[Records excerpted from a collection]
■ ■ ■
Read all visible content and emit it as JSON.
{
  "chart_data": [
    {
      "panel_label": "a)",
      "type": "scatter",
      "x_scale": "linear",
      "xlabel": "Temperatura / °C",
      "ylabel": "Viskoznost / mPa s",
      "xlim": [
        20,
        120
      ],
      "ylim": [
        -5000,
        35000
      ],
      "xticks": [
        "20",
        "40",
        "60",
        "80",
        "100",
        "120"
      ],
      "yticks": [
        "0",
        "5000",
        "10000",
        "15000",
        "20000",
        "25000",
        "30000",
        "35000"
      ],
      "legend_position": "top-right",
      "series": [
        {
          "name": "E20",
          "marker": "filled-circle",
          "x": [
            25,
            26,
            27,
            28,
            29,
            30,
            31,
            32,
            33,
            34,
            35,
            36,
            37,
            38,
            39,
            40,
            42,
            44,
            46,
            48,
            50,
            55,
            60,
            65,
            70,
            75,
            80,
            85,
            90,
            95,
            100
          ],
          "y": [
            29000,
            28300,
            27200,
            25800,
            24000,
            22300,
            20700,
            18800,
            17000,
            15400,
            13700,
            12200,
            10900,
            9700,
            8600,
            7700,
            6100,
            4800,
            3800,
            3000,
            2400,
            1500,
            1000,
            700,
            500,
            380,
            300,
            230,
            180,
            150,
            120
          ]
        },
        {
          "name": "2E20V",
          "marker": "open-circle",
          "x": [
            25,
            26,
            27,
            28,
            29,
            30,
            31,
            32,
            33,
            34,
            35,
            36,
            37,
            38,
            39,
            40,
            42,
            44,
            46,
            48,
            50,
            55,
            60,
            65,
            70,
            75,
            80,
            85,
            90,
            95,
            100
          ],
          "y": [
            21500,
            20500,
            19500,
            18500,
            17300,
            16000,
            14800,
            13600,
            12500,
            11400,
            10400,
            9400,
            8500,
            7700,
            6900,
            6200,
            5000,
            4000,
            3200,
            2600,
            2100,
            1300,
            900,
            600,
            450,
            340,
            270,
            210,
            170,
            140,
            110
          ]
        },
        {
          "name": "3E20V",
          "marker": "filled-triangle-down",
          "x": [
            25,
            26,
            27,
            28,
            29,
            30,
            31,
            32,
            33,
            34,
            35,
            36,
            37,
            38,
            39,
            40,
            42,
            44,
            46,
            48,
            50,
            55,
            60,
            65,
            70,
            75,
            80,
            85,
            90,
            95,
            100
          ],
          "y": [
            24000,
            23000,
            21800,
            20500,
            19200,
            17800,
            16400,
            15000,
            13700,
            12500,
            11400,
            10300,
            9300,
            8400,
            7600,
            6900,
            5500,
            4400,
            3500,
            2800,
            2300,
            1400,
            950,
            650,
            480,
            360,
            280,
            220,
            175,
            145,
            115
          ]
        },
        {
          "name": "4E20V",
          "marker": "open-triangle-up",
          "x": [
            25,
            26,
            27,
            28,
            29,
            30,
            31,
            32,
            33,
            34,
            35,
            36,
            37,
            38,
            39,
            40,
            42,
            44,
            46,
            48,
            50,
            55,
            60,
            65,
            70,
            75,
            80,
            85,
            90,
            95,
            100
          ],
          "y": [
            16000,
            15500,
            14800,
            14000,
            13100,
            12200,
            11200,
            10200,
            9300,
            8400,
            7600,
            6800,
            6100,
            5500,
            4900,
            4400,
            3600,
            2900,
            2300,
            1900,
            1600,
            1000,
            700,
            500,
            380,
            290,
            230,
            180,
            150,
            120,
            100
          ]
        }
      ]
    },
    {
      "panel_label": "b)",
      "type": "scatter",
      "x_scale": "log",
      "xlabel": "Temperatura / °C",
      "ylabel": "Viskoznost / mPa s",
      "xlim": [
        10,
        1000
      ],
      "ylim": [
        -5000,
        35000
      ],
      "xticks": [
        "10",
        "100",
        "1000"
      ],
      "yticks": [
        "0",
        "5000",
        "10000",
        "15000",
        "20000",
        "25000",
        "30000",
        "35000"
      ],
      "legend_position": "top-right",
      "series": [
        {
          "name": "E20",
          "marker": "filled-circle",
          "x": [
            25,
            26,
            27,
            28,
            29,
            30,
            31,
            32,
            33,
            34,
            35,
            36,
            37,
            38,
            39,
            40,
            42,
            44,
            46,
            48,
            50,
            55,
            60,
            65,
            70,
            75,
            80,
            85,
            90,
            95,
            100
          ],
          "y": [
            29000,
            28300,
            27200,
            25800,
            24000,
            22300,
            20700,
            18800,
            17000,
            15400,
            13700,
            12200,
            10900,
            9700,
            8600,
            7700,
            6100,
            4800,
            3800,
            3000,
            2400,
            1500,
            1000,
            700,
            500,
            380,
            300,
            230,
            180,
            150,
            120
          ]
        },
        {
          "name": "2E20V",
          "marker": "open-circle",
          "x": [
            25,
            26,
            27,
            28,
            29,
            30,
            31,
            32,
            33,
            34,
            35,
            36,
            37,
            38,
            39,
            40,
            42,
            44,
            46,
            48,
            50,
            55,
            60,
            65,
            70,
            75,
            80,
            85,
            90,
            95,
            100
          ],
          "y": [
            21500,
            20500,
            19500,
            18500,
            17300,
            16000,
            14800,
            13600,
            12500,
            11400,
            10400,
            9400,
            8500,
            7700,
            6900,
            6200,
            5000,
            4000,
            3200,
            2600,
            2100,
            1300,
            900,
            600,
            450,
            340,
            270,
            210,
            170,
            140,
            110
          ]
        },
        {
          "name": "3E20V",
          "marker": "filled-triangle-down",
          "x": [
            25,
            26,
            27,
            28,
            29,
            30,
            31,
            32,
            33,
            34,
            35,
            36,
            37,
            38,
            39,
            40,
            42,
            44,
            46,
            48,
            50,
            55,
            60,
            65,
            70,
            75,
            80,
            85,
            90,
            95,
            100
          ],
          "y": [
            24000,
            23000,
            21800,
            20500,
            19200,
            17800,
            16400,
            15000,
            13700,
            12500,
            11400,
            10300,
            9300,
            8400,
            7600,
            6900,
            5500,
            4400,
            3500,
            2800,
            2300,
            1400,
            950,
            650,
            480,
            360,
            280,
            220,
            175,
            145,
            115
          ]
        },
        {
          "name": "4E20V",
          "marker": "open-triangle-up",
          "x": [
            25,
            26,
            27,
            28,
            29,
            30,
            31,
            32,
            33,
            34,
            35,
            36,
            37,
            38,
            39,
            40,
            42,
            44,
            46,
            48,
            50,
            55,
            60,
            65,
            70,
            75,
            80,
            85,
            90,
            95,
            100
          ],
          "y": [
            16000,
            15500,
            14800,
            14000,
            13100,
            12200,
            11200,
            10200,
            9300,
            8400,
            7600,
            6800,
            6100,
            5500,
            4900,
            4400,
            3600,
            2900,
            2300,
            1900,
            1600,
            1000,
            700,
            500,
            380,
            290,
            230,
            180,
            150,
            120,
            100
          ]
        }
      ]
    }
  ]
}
■ ■ ■
Transcribe all entries exactly as they are given.

Read all visible content and emit it as JSON.
{
  "chart_data": [
    {
      "panel_label": "a)",
      "type": "scatter",
      "x_scale": "linear",
      "xlabel": "Temperatura / °C",
      "ylabel": "Viskoznost / mPa s",
      "xlim": [
        20,
        120
      ],
      "ylim": [
        -5000,
        35000
      ],
      "xticks": [
        "20",
        "40",
        "60",
        "80",
        "100",
        "120"
      ],
      "yticks": [
        "0",
        "5000",
        "10000",
        "15000",
        "20000",
        "25000",
        "30000",
        "35000"
      ],
      "legend_position": "top-right",
      "series": [
        {
          "name": "E20",
          "marker": "filled-circle",
          "x": [
            25,
            26,
            27,
            28,
            29,
            30,
            31,
            32,
            33,
            34,
            35,
            36,
            37,
            38,
            39,
            40,
            42,
            44,
            46,
            48,
            50,
            55,
            60,
            65,
            70,
            75,
            80,
            85,
            90,
            95,
            100
          ],
          "y": [
            29000,
            28300,
            27200,
            25800,
            24000,
            22300,
            20700,
            18800,
            17000,
            15400,
            13700,
            12200,
            10900,
            9700,
            8600,
            7700,
            6100,
            4800,
            3800,
            3000,
            2400,
            1500,
            1000,
            700,
            500,
            380,
            300,
            230,
            180,
            150,
            120
          ]
        },
        {
          "name": "2E20V",
          "marker": "open-circle",
          "x": [
            25,
            26,
            27,
            28,
            29,
            30,
            31,
            32,
            33,
            34,
            35,
            36,
            37,
            38,
            39,
            40,
            42,
            44,
            46,
            48,
            50,
            55,
            60,
            65,
            70,
            75,
            80,
            85,
            90,
            95,
            100
          ],
          "y": [
            21500,
            20500,
            19500,
            18500,
            17300,
            16000,
            14800,
            13600,
            12500,
            11400,
            10400,
            9400,
            8500,
            7700,
            6900,
            6200,
            5000,
            4000,
            3200,
            2600,
            2100,
            1300,
            900,
            600,
            450,
            340,
            270,
            210,
            170,
            140,
            110
          ]
        },
        {
          "name": "3E20V",
          "marker": "filled-triangle-down",
          "x": [
            25,
            26,
            27,
            28,
            29,
            30,
            31,
            32,
            33,
            34,
            35,
            36,
            37,
            38,
            39,
            40,
            42,
            44,
            46,
            48,
            50,
            55,
            60,
            65,
            70,
            75,
            80,
            85,
            90,
            95,
            100
          ],
          "y": [
            24000,
            23000,
            21800,
            20500,
            19200,
            17800,
            16400,
            15000,
            13700,
            12500,
            11400,
            10300,
            9300,
            8400,
            7600,
            6900,
            5500,
            4400,
            3500,
            2800,
            2300,
            1400,
            950,
            650,
            480,
            360,
            280,
            220,
            175,
            145,
            115
          ]
        },
        {
          "name": "4E20V",
          "marker": "open-triangle-up",
          "x": [
            25,
            26,
            27,
            28,
            29,
            30,
            31,
            32,
            33,
            34,
            35,
            36,
            37,
            38,
            39,
            40,
            42,
            44,
            46,
            48,
            50,
            55,
            60,
            65,
            70,
            75,
            80,
            85,
            90,
            95,
            100
          ],
          "y": [
            16000,
            15500,
            14800,
            14000,
            13100,
            12200,
            11200,
            10200,
            9300,
            8400,
            7600,
            6800,
            6100,
            5500,
            4900,
            4400,
            3600,
            2900,
            2300,
            1900,
            1600,
            1000,
            700,
            500,
            380,
            290,
            230,
            180,
            150,
            120,
            100
          ]
        }
      ]
    },
    {
      "panel_label": "b)",
      "type": "scatter",
      "x_scale": "log",
      "xlabel": "Temperatura / °C",
      "ylabel": "Viskoznost / mPa s",
      "xlim": [
        10,
        1000
      ],
      "ylim": [
        -5000,
        35000
      ],
      "xticks": [
        "10",
        "100",
        "1000"
      ],
      "yticks": [
        "0",
        "5000",
        "10000",
        "15000",
        "20000",
        "25000",
        "30000",
        "35000"
      ],
      "legend_position": "top-right",
      "series": [
        {
          "name": "E20",
          "marker": "filled-circle",
          "x": [
            25,
            26,
            27,
            28,
            29,
            30,
            31,
            32,
            33,
            34,
            35,
            36,
            37,
            38,
            39,
            40,
            42,
            44,
            46,
            48,
            50,
            55,
            60,
            65,
            70,
            75,
            80,
            85,
            90,
            95,
            100
          ],
          "y": [
            29000,
            28300,
            27200,
            25800,
            24000,
            22300,
            20700,
            18800,
            17000,
            15400,
            13700,
            12200,
            10900,
            9700,
            8600,
            7700,
            6100,
            4800,
            3800,
            3000,
            2400,
            1500,
            1000,
            700,
            500,
            380,
            300,
            230,
            180,
            150,
            120
          ]
        },
        {
          "name": "2E20V",
          "marker": "open-circle",
          "x": [
            25,
            26,
            27,
            28,
            29,
            30,
            31,
            32,
            33,
            34,
            35,
            36,
            37,
            38,
            39,
            40,
            42,
            44,
            46,
            48,
            50,
            55,
            60,
            65,
            70,
            75,
            80,
            85,
            90,
            95,
            100
          ],
          "y": [
            21500,
            20500,
            19500,
            18500,
            17300,
            16000,
            14800,
            13600,
            12500,
            11400,
            10400,
            9400,
            8500,
            7700,
            6900,
            6200,
            5000,
            4000,
            3200,
            2600,
            2100,
            1300,
            900,
            600,
            450,
            340,
            270,
            210,
            170,
            140,
            110
          ]
        },
        {
          "name": "3E20V",
          "marker": "filled-triangle-down",
          "x": [
            25,
            26,
            27,
            28,
            29,
            30,
            31,
            32,
            33,
            34,
            35,
            36,
            37,
            38,
            39,
            40,
            42,
            44,
            46,
            48,
            50,
            55,
            60,
            65,
            70,
            75,
            80,
            85,
            90,
            95,
            100
          ],
          "y": [
            24000,
            23000,
            21800,
            20500,
            19200,
            17800,
            16400,
            15000,
            13700,
            12500,
            11400,
            10300,
            9300,
            8400,
            7600,
            6900,
            5500,
            4400,
            3500,
            2800,
            2300,
            1400,
            950,
            650,
            480,
            360,
            280,
            220,
            175,
            145,
            115
          ]
        },
        {
          "name": "4E20V",
          "marker": "open-triangle-up",
          "x": [
            25,
            26,
            27,
            28,
            29,
            30,
            31,
            32,
            33,
            34,
            35,
            36,
            37,
            38,
            39,
            40,
            42,
            44,
            46,
            48,
            50,
            55,
            60,
            65,
            70,
            75,
            80,
            85,
            90,
            95,
            100
          ],
          "y": [
            16000,
            15500,
            14800,
            14000,
            13100,
            12200,
            11200,
            10200,
            9300,
            8400,
            7600,
            6800,
            6100,
            5500,
            4900,
            4400,
            3600,
            2900,
            2300,
            1900,
            1600,
            1000,
            700,
            500,
            380,
            290,
            230,
            180,
            150,
            120,
            100
          ]
        }
      ]
    }
  ]
}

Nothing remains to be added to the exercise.